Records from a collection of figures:
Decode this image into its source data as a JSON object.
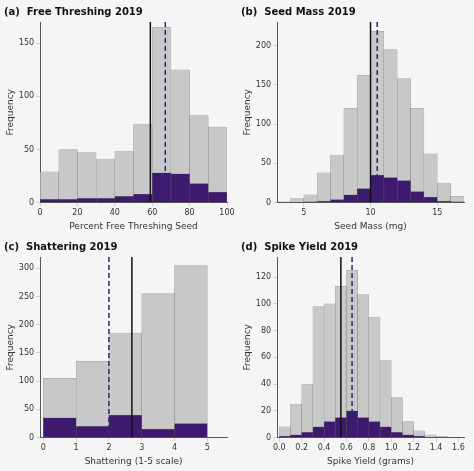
{
  "chart_data": [
    {
      "type": "histogram",
      "title": "(a)  Free Threshing 2019",
      "x_label": "Percent Free Threshing Seed",
      "y_label": "Frequency",
      "bins": [
        0,
        10,
        20,
        30,
        40,
        50,
        60,
        70,
        80,
        90,
        100
      ],
      "series": [
        {
          "color": "#c8c8c8",
          "values": [
            29,
            50,
            47,
            41,
            48,
            74,
            165,
            125,
            82,
            71
          ]
        },
        {
          "color": "#3d1a6e",
          "values": [
            3,
            3,
            4,
            4,
            6,
            8,
            28,
            27,
            18,
            10
          ]
        }
      ],
      "vlines": [
        {
          "x": 67,
          "color": "#2d2080",
          "line_style": "dashed"
        },
        {
          "x": 59,
          "color": "#111111",
          "line_style": "solid"
        }
      ],
      "xlim": [
        0,
        100
      ],
      "xticks": [
        0,
        20,
        40,
        60,
        80,
        100
      ],
      "ylim": [
        0,
        170
      ],
      "yticks": [
        0,
        50,
        100,
        150
      ],
      "grid": false,
      "stacked": false
    },
    {
      "type": "histogram",
      "title": "(b)  Seed Mass 2019",
      "x_label": "Seed Mass (mg)",
      "y_label": "Frequency",
      "bins": [
        3,
        4,
        5,
        6,
        7,
        8,
        9,
        10,
        11,
        12,
        13,
        14,
        15,
        16,
        17
      ],
      "series": [
        {
          "color": "#c8c8c8",
          "values": [
            1,
            5,
            10,
            38,
            60,
            120,
            162,
            218,
            195,
            158,
            120,
            62,
            25,
            8
          ]
        },
        {
          "color": "#3d1a6e",
          "values": [
            0,
            0,
            1,
            2,
            4,
            10,
            18,
            35,
            32,
            28,
            14,
            7,
            2,
            1
          ]
        }
      ],
      "vlines": [
        {
          "x": 10.5,
          "color": "#2d2080",
          "line_style": "dashed"
        },
        {
          "x": 10,
          "color": "#111111",
          "line_style": "solid"
        }
      ],
      "xlim": [
        3,
        17
      ],
      "xticks": [
        5,
        10,
        15
      ],
      "ylim": [
        0,
        230
      ],
      "yticks": [
        0,
        50,
        100,
        150,
        200
      ],
      "grid": false,
      "stacked": false
    },
    {
      "type": "histogram",
      "title": "(c)  Shattering 2019",
      "x_label": "Shattering (1-5 scale)",
      "y_label": "Frequency",
      "bins": [
        0,
        1,
        2,
        3,
        4,
        5
      ],
      "series": [
        {
          "color": "#c8c8c8",
          "values": [
            105,
            135,
            185,
            255,
            305
          ]
        },
        {
          "color": "#3d1a6e",
          "values": [
            35,
            20,
            40,
            15,
            25
          ]
        }
      ],
      "vlines": [
        {
          "x": 2,
          "color": "#2d2080",
          "line_style": "dashed"
        },
        {
          "x": 2.7,
          "color": "#111111",
          "line_style": "solid"
        }
      ],
      "xlim": [
        -0.1,
        5.6
      ],
      "xticks": [
        0,
        1,
        2,
        3,
        4,
        5
      ],
      "ylim": [
        0,
        320
      ],
      "yticks": [
        0,
        50,
        100,
        150,
        200,
        250,
        300
      ],
      "grid": false,
      "stacked": false
    },
    {
      "type": "histogram",
      "title": "(d)  Spike Yield 2019",
      "x_label": "Spike Yield (grams)",
      "y_label": "Frequency",
      "bins": [
        0.0,
        0.1,
        0.2,
        0.3,
        0.4,
        0.5,
        0.6,
        0.7,
        0.8,
        0.9,
        1.0,
        1.1,
        1.2,
        1.3,
        1.4,
        1.5
      ],
      "series": [
        {
          "color": "#c8c8c8",
          "values": [
            8,
            25,
            40,
            98,
            100,
            113,
            125,
            107,
            90,
            58,
            30,
            12,
            5,
            2,
            1
          ]
        },
        {
          "color": "#3d1a6e",
          "values": [
            1,
            2,
            4,
            8,
            12,
            15,
            20,
            15,
            12,
            8,
            4,
            2,
            1,
            0,
            0
          ]
        }
      ],
      "vlines": [
        {
          "x": 0.65,
          "color": "#2d2080",
          "line_style": "dashed"
        },
        {
          "x": 0.55,
          "color": "#111111",
          "line_style": "solid"
        }
      ],
      "xlim": [
        -0.02,
        1.65
      ],
      "xticks": [
        {
          "value": 0,
          "label": "0.0"
        },
        0.2,
        0.4,
        0.6,
        0.8,
        {
          "value": 1,
          "label": "1.0"
        },
        1.2,
        1.4,
        1.6
      ],
      "ylim": [
        0,
        135
      ],
      "yticks": [
        0,
        20,
        40,
        60,
        80,
        100,
        120
      ],
      "grid": false,
      "stacked": false
    }
  ]
}
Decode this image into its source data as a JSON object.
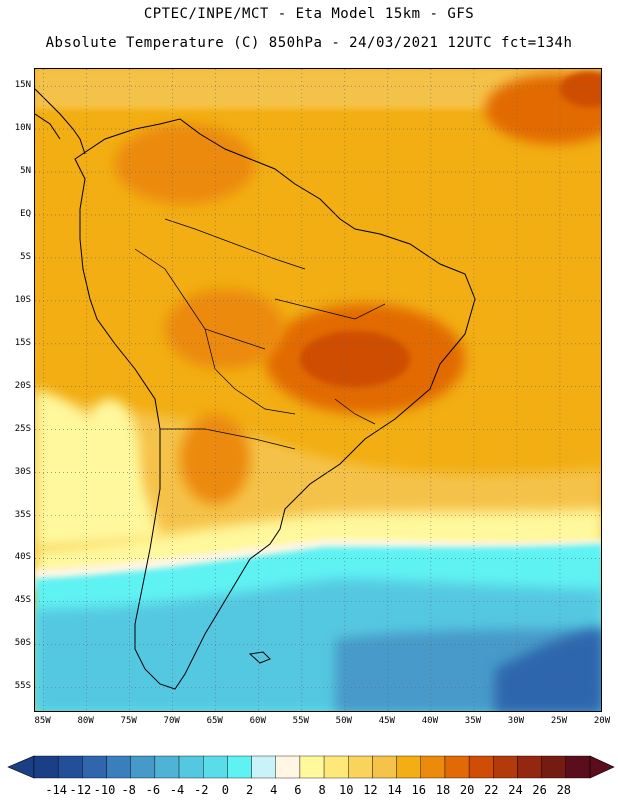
{
  "header": {
    "line1": "CPTEC/INPE/MCT -  Eta Model 15km - GFS",
    "line2": "Absolute Temperature (C) 850hPa - 24/03/2021 12UTC fct=134h"
  },
  "map": {
    "lat_labels": [
      "15N",
      "10N",
      "5N",
      "EQ",
      "5S",
      "10S",
      "15S",
      "20S",
      "25S",
      "30S",
      "35S",
      "40S",
      "45S",
      "50S",
      "55S"
    ],
    "lon_labels": [
      "85W",
      "80W",
      "75W",
      "70W",
      "65W",
      "60W",
      "55W",
      "50W",
      "45W",
      "40W",
      "35W",
      "30W",
      "25W",
      "20W"
    ],
    "lat_values": [
      15,
      10,
      5,
      0,
      -5,
      -10,
      -15,
      -20,
      -25,
      -30,
      -35,
      -40,
      -45,
      -50,
      -55
    ],
    "lon_values": [
      -85,
      -80,
      -75,
      -70,
      -65,
      -60,
      -55,
      -50,
      -45,
      -40,
      -35,
      -30,
      -25,
      -20
    ],
    "extent": {
      "lon_min": -86,
      "lon_max": -20,
      "lat_min": -58,
      "lat_max": 17
    },
    "grid": "dotted",
    "ocean_color": "#f2ae12",
    "land_color": "#f0a514"
  },
  "legend": {
    "labels": [
      "-14",
      "-12",
      "-10",
      "-8",
      "-6",
      "-4",
      "-2",
      "0",
      "2",
      "4",
      "6",
      "8",
      "10",
      "12",
      "14",
      "16",
      "18",
      "20",
      "22",
      "24",
      "26",
      "28"
    ],
    "colors": [
      "#1a3f86",
      "#224f98",
      "#2f66ae",
      "#3a7fbd",
      "#469ac9",
      "#4fb3d6",
      "#54c8e1",
      "#5bdde9",
      "#5ff2f3",
      "#c9f2f9",
      "#fff6e4",
      "#fff89c",
      "#ffe87a",
      "#f8d45c",
      "#f5c24a",
      "#f2ae12",
      "#ec8a0c",
      "#e26a06",
      "#cf4d06",
      "#b33a0a",
      "#94270f",
      "#741b12",
      "#5a0e1c"
    ]
  }
}
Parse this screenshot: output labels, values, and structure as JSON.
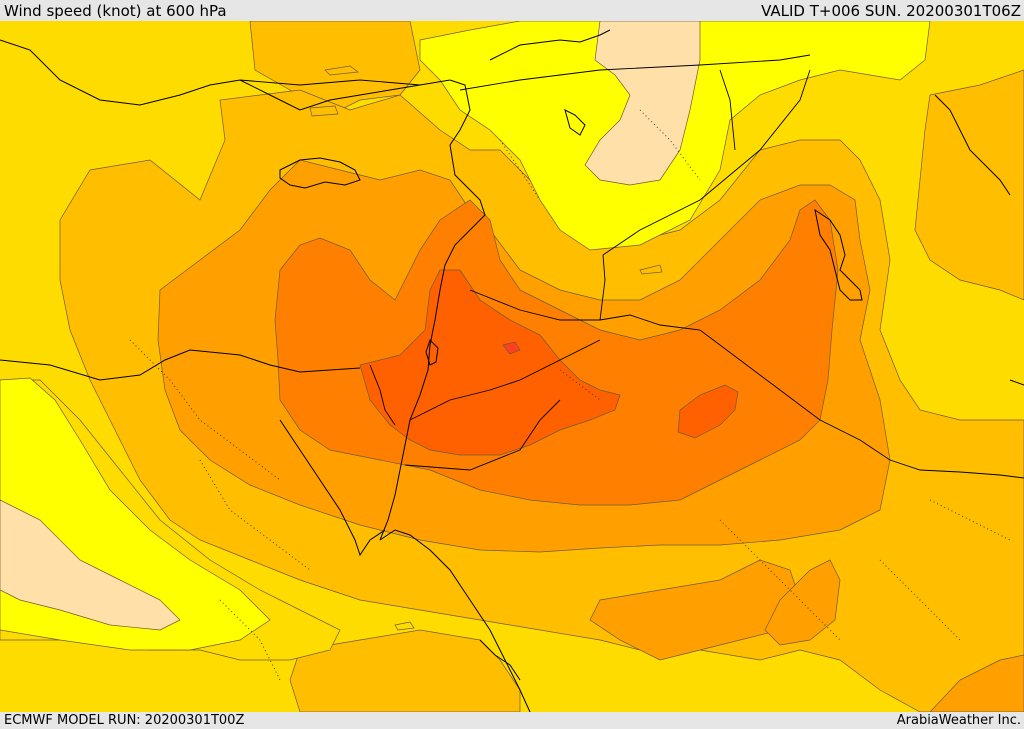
{
  "header": {
    "title": "Wind speed (knot) at 600 hPa",
    "valid": "VALID T+006 SUN. 20200301T06Z"
  },
  "footer": {
    "model_run": "ECMWF MODEL RUN: 20200301T00Z",
    "credit": "ArabiaWeather Inc."
  },
  "map": {
    "field": "wind speed",
    "level": "600 hPa",
    "units": "knot",
    "palette": {
      "lightest": "#ffe0a8",
      "light_yellow": "#ffff00",
      "yellow": "#ffdc00",
      "light_orange": "#ffbf00",
      "orange": "#ffa000",
      "dark_orange": "#ff8000",
      "red_orange": "#ff6000",
      "red": "#ff4020"
    },
    "line_colors": {
      "contour": "#6e5a3c",
      "coastline": "#000000",
      "border": "#000000"
    }
  }
}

## JOB
Your job is to transcribe the entries above exactly; skip the pictures.

## RESPONSE
Decode this image into its source data as a JSON object.
{
  "chart_data": [
    {
      "type": "histogram",
      "title": "(a)  Free Threshing 2019",
      "x_label": "Percent Free Threshing Seed",
      "y_label": "Frequency",
      "bins": [
        0,
        10,
        20,
        30,
        40,
        50,
        60,
        70,
        80,
        90,
        100
      ],
      "series": [
        {
          "color": "#c8c8c8",
          "values": [
            29,
            50,
            47,
            41,
            48,
            74,
            165,
            125,
            82,
            71
          ]
        },
        {
          "color": "#3d1a6e",
          "values": [
            3,
            3,
            4,
            4,
            6,
            8,
            28,
            27,
            18,
            10
          ]
        }
      ],
      "vlines": [
        {
          "x": 67,
          "color": "#2d2080",
          "line_style": "dashed"
        },
        {
          "x": 59,
          "color": "#111111",
          "line_style": "solid"
        }
      ],
      "xlim": [
        0,
        100
      ],
      "xticks": [
        0,
        20,
        40,
        60,
        80,
        100
      ],
      "ylim": [
        0,
        170
      ],
      "yticks": [
        0,
        50,
        100,
        150
      ],
      "grid": false,
      "stacked": false
    },
    {
      "type": "histogram",
      "title": "(b)  Seed Mass 2019",
      "x_label": "Seed Mass (mg)",
      "y_label": "Frequency",
      "bins": [
        3,
        4,
        5,
        6,
        7,
        8,
        9,
        10,
        11,
        12,
        13,
        14,
        15,
        16,
        17
      ],
      "series": [
        {
          "color": "#c8c8c8",
          "values": [
            1,
            5,
            10,
            38,
            60,
            120,
            162,
            218,
            195,
            158,
            120,
            62,
            25,
            8
          ]
        },
        {
          "color": "#3d1a6e",
          "values": [
            0,
            0,
            1,
            2,
            4,
            10,
            18,
            35,
            32,
            28,
            14,
            7,
            2,
            1
          ]
        }
      ],
      "vlines": [
        {
          "x": 10.5,
          "color": "#2d2080",
          "line_style": "dashed"
        },
        {
          "x": 10,
          "color": "#111111",
          "line_style": "solid"
        }
      ],
      "xlim": [
        3,
        17
      ],
      "xticks": [
        5,
        10,
        15
      ],
      "ylim": [
        0,
        230
      ],
      "yticks": [
        0,
        50,
        100,
        150,
        200
      ],
      "grid": false,
      "stacked": false
    },
    {
      "type": "histogram",
      "title": "(c)  Shattering 2019",
      "x_label": "Shattering (1-5 scale)",
      "y_label": "Frequency",
      "bins": [
        0,
        1,
        2,
        3,
        4,
        5
      ],
      "series": [
        {
          "color": "#c8c8c8",
          "values": [
            105,
            135,
            185,
            255,
            305
          ]
        },
        {
          "color": "#3d1a6e",
          "values": [
            35,
            20,
            40,
            15,
            25
          ]
        }
      ],
      "vlines": [
        {
          "x": 2,
          "color": "#2d2080",
          "line_style": "dashed"
        },
        {
          "x": 2.7,
          "color": "#111111",
          "line_style": "solid"
        }
      ],
      "xlim": [
        -0.1,
        5.6
      ],
      "xticks": [
        0,
        1,
        2,
        3,
        4,
        5
      ],
      "ylim": [
        0,
        320
      ],
      "yticks": [
        0,
        50,
        100,
        150,
        200,
        250,
        300
      ],
      "grid": false,
      "stacked": false
    },
    {
      "type": "histogram",
      "title": "(d)  Spike Yield 2019",
      "x_label": "Spike Yield (grams)",
      "y_label": "Frequency",
      "bins": [
        0.0,
        0.1,
        0.2,
        0.3,
        0.4,
        0.5,
        0.6,
        0.7,
        0.8,
        0.9,
        1.0,
        1.1,
        1.2,
        1.3,
        1.4,
        1.5
      ],
      "series": [
        {
          "color": "#c8c8c8",
          "values": [
            8,
            25,
            40,
            98,
            100,
            113,
            125,
            107,
            90,
            58,
            30,
            12,
            5,
            2,
            1
          ]
        },
        {
          "color": "#3d1a6e",
          "values": [
            1,
            2,
            4,
            8,
            12,
            15,
            20,
            15,
            12,
            8,
            4,
            2,
            1,
            0,
            0
          ]
        }
      ],
      "vlines": [
        {
          "x": 0.65,
          "color": "#2d2080",
          "line_style": "dashed"
        },
        {
          "x": 0.55,
          "color": "#111111",
          "line_style": "solid"
        }
      ],
      "xlim": [
        -0.02,
        1.65
      ],
      "xticks": [
        {
          "value": 0,
          "label": "0.0"
        },
        0.2,
        0.4,
        0.6,
        0.8,
        {
          "value": 1,
          "label": "1.0"
        },
        1.2,
        1.4,
        1.6
      ],
      "ylim": [
        0,
        135
      ],
      "yticks": [
        0,
        20,
        40,
        60,
        80,
        100,
        120
      ],
      "grid": false,
      "stacked": false
    }
  ]
}
Decode this image into its source data as a JSON object.
{
  "header": {
    "line1": "CPTEC/INPE/MCT -  Eta Model 15km - GFS",
    "line2": "Absolute Temperature (C) 850hPa - 24/03/2021 12UTC fct=134h"
  },
  "map": {
    "lat_labels": [
      "15N",
      "10N",
      "5N",
      "EQ",
      "5S",
      "10S",
      "15S",
      "20S",
      "25S",
      "30S",
      "35S",
      "40S",
      "45S",
      "50S",
      "55S"
    ],
    "lon_labels": [
      "85W",
      "80W",
      "75W",
      "70W",
      "65W",
      "60W",
      "55W",
      "50W",
      "45W",
      "40W",
      "35W",
      "30W",
      "25W",
      "20W"
    ],
    "lat_values": [
      15,
      10,
      5,
      0,
      -5,
      -10,
      -15,
      -20,
      -25,
      -30,
      -35,
      -40,
      -45,
      -50,
      -55
    ],
    "lon_values": [
      -85,
      -80,
      -75,
      -70,
      -65,
      -60,
      -55,
      -50,
      -45,
      -40,
      -35,
      -30,
      -25,
      -20
    ],
    "extent": {
      "lon_min": -86,
      "lon_max": -20,
      "lat_min": -58,
      "lat_max": 17
    },
    "grid": "dotted",
    "ocean_color": "#f2ae12",
    "land_color": "#f0a514"
  },
  "legend": {
    "labels": [
      "-14",
      "-12",
      "-10",
      "-8",
      "-6",
      "-4",
      "-2",
      "0",
      "2",
      "4",
      "6",
      "8",
      "10",
      "12",
      "14",
      "16",
      "18",
      "20",
      "22",
      "24",
      "26",
      "28"
    ],
    "colors": [
      "#1a3f86",
      "#224f98",
      "#2f66ae",
      "#3a7fbd",
      "#469ac9",
      "#4fb3d6",
      "#54c8e1",
      "#5bdde9",
      "#5ff2f3",
      "#c9f2f9",
      "#fff6e4",
      "#fff89c",
      "#ffe87a",
      "#f8d45c",
      "#f5c24a",
      "#f2ae12",
      "#ec8a0c",
      "#e26a06",
      "#cf4d06",
      "#b33a0a",
      "#94270f",
      "#741b12",
      "#5a0e1c"
    ]
  }
}
Parse this screenshot: output labels, values, and structure as JSON.
{
  "header": {
    "title": "Wind speed (knot) at 600 hPa",
    "valid": "VALID T+006 SUN. 20200301T06Z"
  },
  "footer": {
    "model_run": "ECMWF MODEL RUN: 20200301T00Z",
    "credit": "ArabiaWeather Inc."
  },
  "map": {
    "field": "wind speed",
    "level": "600 hPa",
    "units": "knot",
    "palette": {
      "lightest": "#ffe0a8",
      "light_yellow": "#ffff00",
      "yellow": "#ffdc00",
      "light_orange": "#ffbf00",
      "orange": "#ffa000",
      "dark_orange": "#ff8000",
      "red_orange": "#ff6000",
      "red": "#ff4020"
    },
    "line_colors": {
      "contour": "#6e5a3c",
      "coastline": "#000000",
      "border": "#000000"
    }
  }
}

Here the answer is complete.